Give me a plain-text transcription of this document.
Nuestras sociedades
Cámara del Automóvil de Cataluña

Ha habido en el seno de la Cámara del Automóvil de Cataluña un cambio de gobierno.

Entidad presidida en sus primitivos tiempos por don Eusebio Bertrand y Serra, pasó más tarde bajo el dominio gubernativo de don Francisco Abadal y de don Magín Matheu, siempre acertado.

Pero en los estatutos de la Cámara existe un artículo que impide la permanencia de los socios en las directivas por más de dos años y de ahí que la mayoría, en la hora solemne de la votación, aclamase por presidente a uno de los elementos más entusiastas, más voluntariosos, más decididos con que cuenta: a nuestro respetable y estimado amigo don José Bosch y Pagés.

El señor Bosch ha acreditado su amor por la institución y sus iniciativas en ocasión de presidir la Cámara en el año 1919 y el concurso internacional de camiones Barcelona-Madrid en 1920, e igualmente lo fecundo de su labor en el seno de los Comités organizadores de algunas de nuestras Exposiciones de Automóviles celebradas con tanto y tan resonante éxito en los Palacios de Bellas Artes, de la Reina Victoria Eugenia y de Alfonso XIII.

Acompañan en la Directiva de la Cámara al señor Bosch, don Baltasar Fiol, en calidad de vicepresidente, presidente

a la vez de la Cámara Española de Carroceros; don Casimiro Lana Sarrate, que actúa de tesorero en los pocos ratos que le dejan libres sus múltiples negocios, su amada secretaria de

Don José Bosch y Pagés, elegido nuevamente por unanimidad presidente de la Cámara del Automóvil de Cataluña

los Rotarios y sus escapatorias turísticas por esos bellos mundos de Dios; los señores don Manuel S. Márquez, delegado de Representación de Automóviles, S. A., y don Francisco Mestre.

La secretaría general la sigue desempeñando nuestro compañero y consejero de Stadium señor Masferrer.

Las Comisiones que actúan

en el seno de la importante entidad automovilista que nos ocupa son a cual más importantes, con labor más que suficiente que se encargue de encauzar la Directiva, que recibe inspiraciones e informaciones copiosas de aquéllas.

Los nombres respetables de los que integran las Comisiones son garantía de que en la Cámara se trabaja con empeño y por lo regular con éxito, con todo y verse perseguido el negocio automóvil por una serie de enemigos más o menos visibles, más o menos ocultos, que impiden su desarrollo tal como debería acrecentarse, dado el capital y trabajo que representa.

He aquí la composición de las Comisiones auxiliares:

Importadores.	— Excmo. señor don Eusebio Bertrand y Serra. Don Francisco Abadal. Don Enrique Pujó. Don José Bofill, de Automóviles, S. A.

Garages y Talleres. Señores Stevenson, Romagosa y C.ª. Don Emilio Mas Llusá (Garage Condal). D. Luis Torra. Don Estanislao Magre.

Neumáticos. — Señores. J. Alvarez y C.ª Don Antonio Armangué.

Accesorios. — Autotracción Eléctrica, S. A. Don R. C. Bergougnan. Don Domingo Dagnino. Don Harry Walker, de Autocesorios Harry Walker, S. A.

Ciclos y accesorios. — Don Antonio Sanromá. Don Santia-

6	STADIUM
——————————
• _Written request_:
Show the lines of the data that hold the word "Cataluña".

• _Answer for this exercise_:
Cámara del Automóvil de Cataluña
Ha habido en el seno de la Cámara del Automóvil de Cataluña un cambio de gobierno.
Don José Bosch y Pagés, elegido nuevamente por unanimidad presidente de la Cámara del Automóvil de Cataluña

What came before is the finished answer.